== What you need to do ==
State how many lines in the records below contain the string "meinsch", with matching sensitive to case. Reply with the number alone.

○ ○ ○ ○ ○ ○ ○

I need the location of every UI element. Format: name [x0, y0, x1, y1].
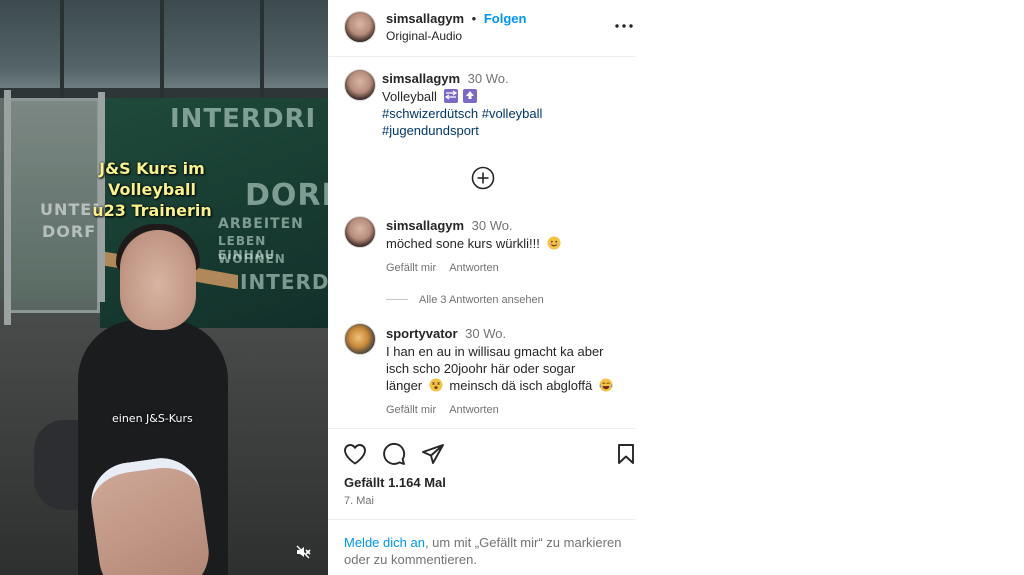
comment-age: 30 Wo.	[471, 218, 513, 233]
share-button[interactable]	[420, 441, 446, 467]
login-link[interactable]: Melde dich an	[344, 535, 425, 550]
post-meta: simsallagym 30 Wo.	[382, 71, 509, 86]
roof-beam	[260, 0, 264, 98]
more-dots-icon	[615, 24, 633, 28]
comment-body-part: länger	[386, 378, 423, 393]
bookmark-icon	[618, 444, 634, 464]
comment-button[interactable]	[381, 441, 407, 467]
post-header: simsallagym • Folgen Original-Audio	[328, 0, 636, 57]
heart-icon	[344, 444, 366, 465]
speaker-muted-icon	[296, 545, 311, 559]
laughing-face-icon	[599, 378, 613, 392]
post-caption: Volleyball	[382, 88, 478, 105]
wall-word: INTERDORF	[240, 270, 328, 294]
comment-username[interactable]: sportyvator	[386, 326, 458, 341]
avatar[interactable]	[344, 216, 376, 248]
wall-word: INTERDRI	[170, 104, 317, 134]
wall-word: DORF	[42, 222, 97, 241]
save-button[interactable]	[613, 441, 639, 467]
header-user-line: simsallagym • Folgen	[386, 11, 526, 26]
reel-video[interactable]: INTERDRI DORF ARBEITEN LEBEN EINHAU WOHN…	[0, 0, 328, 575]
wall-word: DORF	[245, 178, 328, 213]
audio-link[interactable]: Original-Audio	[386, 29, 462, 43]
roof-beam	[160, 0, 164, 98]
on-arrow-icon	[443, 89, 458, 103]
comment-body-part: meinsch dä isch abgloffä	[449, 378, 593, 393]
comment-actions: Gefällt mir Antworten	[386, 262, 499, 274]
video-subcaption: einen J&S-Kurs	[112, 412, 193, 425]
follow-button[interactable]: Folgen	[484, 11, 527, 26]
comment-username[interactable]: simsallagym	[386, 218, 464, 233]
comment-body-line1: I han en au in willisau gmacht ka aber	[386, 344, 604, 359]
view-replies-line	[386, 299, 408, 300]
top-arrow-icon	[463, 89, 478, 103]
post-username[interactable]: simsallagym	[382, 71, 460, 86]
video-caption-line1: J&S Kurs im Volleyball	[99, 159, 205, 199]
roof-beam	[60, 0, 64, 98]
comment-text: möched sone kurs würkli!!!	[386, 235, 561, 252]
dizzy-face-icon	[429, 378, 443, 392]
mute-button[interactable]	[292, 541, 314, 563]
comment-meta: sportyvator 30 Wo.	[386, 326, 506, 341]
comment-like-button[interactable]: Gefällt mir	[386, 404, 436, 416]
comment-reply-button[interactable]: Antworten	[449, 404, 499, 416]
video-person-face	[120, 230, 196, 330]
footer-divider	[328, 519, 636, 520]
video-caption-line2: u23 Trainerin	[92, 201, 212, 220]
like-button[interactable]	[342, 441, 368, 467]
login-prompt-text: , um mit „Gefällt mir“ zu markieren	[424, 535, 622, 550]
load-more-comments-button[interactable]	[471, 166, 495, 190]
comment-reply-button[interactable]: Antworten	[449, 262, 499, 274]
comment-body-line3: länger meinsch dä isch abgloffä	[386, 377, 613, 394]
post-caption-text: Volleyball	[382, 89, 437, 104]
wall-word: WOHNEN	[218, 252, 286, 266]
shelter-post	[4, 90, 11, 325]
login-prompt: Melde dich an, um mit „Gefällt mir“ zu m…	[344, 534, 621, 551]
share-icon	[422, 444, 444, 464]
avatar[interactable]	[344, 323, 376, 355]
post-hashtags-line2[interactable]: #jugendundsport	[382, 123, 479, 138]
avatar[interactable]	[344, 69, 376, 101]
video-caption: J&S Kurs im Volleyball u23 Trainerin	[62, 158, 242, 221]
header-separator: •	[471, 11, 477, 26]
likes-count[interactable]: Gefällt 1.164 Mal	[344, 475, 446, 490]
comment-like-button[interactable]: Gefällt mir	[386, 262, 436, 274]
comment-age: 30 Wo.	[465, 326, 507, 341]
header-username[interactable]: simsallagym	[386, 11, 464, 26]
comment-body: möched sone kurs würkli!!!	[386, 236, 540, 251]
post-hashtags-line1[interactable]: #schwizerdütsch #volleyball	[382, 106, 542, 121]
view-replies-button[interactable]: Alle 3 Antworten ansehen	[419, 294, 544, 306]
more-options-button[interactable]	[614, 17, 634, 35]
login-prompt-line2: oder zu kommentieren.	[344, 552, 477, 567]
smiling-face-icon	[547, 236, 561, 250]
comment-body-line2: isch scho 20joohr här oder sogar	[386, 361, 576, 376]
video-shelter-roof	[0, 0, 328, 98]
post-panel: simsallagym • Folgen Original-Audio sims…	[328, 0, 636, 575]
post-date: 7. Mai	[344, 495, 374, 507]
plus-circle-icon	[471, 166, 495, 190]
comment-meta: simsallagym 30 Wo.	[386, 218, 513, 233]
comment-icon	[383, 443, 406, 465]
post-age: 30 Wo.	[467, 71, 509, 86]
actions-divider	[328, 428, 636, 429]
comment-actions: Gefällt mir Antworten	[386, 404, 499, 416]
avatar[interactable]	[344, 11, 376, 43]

○ ○ ○ ○ ○ ○ ○

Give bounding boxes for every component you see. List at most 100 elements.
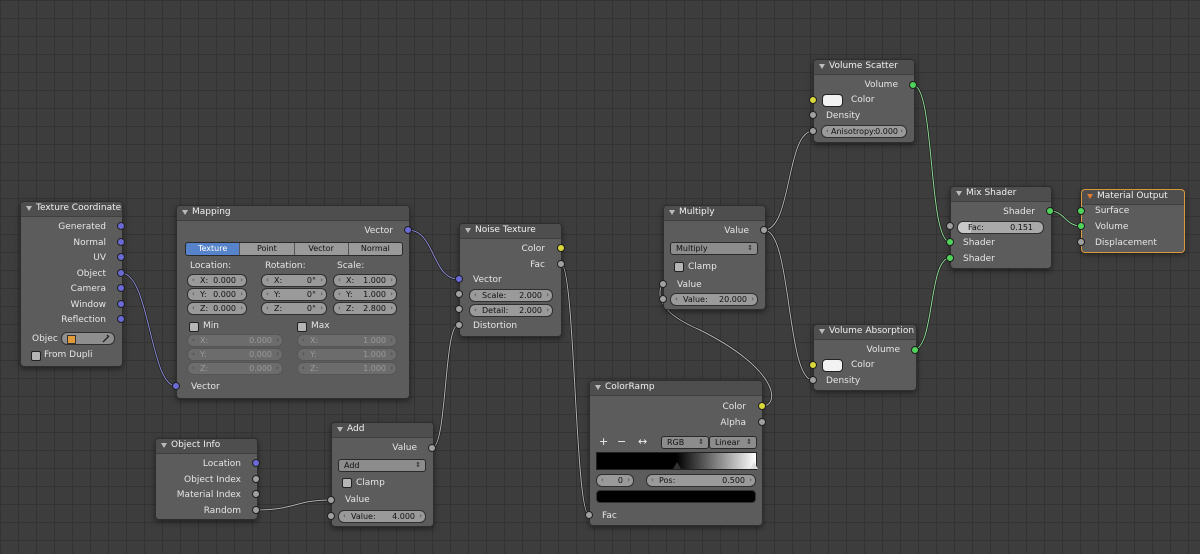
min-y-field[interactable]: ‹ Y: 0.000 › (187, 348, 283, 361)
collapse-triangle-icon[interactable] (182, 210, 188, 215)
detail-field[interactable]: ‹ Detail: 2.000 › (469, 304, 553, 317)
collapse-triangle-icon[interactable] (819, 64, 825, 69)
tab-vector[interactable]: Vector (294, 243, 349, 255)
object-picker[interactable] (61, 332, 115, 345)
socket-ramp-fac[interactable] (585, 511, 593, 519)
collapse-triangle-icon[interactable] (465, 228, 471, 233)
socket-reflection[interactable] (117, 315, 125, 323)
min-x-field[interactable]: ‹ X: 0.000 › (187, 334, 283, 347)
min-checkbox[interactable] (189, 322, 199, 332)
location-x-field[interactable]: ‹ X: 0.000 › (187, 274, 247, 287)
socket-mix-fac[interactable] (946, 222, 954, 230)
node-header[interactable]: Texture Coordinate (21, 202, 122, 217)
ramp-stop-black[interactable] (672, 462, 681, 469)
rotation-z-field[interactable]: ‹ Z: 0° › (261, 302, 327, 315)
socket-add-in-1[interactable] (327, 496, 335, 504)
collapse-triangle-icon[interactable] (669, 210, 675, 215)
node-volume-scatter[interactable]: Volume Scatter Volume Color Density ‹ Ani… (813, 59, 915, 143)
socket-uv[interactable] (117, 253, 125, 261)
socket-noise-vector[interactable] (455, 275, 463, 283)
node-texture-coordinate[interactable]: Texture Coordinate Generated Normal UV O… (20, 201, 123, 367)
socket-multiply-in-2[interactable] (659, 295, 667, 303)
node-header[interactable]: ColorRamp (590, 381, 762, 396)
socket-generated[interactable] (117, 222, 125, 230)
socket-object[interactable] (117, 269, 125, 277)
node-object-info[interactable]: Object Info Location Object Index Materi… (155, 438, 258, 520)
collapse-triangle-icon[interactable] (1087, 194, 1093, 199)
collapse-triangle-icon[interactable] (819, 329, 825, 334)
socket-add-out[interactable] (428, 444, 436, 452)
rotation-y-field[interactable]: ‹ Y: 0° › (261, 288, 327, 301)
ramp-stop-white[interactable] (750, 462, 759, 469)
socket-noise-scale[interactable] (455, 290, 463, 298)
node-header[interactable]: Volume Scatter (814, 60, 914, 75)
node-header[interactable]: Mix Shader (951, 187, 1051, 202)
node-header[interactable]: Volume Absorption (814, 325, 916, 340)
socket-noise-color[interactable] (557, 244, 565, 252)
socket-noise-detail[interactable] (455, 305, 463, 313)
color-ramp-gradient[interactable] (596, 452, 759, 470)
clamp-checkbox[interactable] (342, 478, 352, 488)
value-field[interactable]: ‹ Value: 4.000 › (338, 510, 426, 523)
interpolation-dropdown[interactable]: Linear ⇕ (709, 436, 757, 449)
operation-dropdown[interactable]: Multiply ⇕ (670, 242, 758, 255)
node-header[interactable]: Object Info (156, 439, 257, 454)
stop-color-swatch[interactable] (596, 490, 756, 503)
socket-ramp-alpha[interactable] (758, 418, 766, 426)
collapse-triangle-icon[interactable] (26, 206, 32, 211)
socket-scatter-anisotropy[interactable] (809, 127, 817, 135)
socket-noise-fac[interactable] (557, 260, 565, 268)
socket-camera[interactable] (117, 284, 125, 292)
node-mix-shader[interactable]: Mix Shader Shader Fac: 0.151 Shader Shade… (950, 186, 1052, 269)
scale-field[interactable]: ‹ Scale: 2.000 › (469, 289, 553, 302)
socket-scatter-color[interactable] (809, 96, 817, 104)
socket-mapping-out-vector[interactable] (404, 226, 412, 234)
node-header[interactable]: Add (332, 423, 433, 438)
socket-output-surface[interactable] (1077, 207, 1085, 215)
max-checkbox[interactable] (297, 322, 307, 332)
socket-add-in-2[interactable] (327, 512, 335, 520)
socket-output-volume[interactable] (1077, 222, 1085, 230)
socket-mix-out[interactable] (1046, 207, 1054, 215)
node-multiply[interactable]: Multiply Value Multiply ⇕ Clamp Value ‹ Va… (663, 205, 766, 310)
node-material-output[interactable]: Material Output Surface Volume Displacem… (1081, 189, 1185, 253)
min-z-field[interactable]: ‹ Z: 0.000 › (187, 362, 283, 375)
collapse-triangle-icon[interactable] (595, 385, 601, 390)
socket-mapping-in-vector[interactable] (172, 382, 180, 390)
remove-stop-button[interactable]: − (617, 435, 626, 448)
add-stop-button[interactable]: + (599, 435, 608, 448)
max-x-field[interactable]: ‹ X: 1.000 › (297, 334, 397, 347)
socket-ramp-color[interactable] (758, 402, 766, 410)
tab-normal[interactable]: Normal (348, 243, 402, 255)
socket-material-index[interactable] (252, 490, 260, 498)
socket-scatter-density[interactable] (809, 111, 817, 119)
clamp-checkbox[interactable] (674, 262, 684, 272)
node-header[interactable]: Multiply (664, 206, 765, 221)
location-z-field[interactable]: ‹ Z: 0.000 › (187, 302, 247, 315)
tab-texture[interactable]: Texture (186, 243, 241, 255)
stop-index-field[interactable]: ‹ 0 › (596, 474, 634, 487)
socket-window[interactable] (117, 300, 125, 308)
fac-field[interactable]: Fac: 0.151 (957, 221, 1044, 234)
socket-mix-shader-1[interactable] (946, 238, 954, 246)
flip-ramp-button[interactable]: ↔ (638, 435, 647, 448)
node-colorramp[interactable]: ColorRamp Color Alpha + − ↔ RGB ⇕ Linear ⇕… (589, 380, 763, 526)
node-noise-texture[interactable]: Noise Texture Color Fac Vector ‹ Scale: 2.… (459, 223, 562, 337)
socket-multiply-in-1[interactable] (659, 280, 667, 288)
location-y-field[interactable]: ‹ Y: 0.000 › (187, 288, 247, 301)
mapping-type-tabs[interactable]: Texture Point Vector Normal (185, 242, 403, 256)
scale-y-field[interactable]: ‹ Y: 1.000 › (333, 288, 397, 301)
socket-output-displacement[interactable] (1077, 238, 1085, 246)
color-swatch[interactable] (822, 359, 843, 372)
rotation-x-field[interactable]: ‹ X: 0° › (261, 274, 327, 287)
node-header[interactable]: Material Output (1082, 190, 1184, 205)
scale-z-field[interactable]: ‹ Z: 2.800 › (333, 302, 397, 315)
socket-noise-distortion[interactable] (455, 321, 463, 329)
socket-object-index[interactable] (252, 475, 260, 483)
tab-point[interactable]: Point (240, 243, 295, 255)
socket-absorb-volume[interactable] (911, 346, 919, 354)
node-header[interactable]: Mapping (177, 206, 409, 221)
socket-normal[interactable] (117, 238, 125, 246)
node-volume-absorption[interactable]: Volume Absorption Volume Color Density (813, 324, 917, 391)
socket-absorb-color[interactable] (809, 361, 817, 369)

○ ○ ○ ○ ○ ○ ○

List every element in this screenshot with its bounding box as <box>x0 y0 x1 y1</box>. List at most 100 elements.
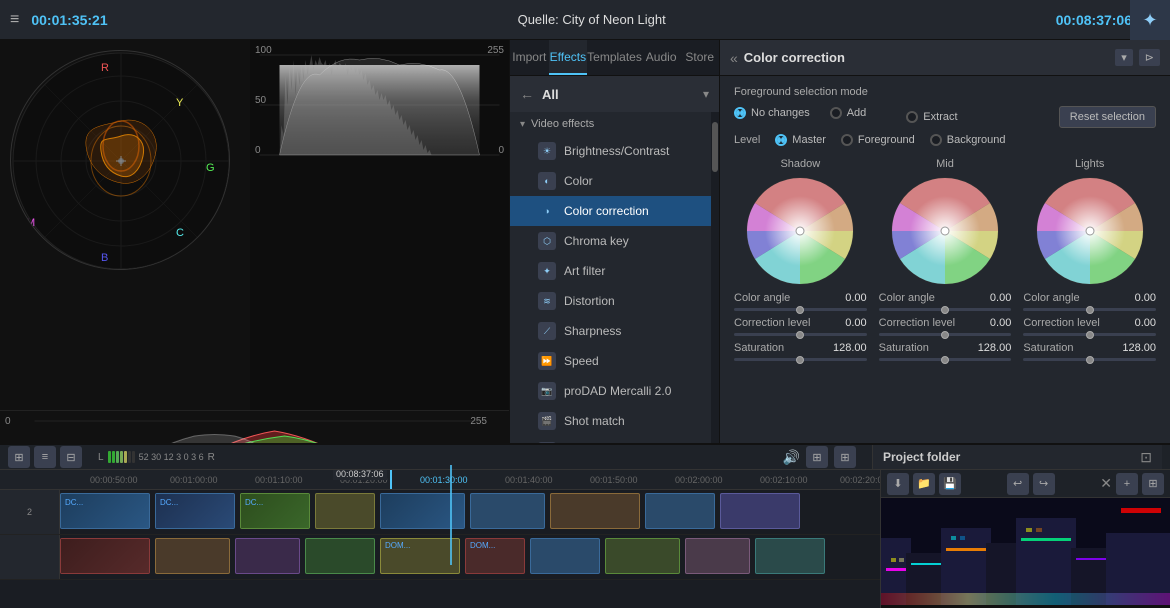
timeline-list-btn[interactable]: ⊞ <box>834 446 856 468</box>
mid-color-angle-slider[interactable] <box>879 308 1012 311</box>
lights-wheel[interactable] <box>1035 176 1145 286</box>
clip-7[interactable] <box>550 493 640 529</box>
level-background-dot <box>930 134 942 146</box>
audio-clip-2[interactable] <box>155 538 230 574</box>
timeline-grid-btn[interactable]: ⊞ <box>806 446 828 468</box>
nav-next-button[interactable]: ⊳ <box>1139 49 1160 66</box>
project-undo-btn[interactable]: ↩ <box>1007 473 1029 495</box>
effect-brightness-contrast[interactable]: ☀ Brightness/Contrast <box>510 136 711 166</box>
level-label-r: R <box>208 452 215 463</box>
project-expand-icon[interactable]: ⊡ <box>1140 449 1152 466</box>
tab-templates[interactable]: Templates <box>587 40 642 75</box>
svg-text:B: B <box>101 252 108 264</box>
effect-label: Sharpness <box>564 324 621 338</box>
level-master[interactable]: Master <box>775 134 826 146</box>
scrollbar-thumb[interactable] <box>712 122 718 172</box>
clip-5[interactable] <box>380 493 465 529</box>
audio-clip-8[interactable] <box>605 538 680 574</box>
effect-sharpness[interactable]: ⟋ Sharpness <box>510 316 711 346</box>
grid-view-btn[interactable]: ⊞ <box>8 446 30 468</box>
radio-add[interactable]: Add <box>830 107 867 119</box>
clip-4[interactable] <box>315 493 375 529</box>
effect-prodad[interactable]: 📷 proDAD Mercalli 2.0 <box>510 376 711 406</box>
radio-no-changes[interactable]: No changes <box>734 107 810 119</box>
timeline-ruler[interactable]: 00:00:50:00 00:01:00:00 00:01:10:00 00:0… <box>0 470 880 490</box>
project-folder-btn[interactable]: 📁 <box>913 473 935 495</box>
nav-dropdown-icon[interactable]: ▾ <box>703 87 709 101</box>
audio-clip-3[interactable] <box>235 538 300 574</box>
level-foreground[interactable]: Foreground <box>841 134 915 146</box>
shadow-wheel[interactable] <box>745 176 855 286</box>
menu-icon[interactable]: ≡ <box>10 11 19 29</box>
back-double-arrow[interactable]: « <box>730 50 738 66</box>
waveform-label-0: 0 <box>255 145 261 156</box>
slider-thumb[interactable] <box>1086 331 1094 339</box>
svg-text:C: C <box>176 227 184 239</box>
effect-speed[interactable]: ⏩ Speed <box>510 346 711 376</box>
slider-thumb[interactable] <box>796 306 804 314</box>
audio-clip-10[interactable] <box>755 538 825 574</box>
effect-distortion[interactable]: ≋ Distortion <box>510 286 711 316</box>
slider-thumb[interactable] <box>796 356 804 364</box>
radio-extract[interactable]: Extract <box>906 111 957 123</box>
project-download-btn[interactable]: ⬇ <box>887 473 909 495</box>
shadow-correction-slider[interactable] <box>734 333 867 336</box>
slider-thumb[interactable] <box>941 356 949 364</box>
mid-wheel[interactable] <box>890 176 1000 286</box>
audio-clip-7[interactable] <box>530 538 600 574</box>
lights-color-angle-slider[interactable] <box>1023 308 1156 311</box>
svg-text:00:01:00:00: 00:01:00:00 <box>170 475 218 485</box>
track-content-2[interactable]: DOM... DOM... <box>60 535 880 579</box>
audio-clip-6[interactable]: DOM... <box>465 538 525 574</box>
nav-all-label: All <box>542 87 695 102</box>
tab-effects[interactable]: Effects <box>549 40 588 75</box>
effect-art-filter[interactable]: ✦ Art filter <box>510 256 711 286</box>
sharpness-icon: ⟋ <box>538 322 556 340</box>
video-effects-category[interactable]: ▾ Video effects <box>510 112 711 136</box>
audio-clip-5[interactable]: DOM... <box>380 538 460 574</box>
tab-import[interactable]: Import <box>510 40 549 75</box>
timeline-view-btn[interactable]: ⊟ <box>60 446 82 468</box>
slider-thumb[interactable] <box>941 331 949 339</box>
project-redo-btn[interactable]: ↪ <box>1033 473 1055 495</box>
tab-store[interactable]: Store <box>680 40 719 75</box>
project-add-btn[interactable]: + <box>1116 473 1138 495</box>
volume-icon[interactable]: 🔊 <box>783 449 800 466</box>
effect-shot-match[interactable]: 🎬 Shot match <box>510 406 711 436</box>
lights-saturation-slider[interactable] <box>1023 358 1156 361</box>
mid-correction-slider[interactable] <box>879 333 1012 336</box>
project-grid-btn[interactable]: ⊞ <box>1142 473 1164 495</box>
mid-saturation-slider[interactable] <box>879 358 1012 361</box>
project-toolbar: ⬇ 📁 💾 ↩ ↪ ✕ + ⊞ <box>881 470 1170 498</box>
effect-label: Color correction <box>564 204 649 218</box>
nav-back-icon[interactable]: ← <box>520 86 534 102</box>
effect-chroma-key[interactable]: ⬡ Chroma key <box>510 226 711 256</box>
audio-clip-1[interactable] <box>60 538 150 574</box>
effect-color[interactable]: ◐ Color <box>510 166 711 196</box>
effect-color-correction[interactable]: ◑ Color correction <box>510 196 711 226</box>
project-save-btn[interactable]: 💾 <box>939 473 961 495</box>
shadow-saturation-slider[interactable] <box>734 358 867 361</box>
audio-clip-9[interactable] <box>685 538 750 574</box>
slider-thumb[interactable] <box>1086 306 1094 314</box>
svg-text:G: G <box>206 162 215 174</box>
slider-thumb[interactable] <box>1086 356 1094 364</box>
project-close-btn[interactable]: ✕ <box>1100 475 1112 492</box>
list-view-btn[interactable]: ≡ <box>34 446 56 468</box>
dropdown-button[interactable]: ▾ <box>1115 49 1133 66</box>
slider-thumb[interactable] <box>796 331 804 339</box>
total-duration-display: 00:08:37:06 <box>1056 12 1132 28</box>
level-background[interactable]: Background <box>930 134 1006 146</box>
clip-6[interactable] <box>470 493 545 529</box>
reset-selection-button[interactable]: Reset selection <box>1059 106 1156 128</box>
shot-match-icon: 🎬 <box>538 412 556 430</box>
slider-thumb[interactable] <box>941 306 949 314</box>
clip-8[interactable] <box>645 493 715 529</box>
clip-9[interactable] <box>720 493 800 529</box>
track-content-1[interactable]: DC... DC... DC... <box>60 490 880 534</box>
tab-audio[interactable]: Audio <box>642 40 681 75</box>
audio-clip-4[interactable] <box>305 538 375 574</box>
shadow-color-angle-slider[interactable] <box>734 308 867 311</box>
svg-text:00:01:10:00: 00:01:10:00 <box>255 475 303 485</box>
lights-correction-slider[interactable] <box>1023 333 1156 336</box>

○ ○ ○ ○ ○ ○ ○

== The output ==
2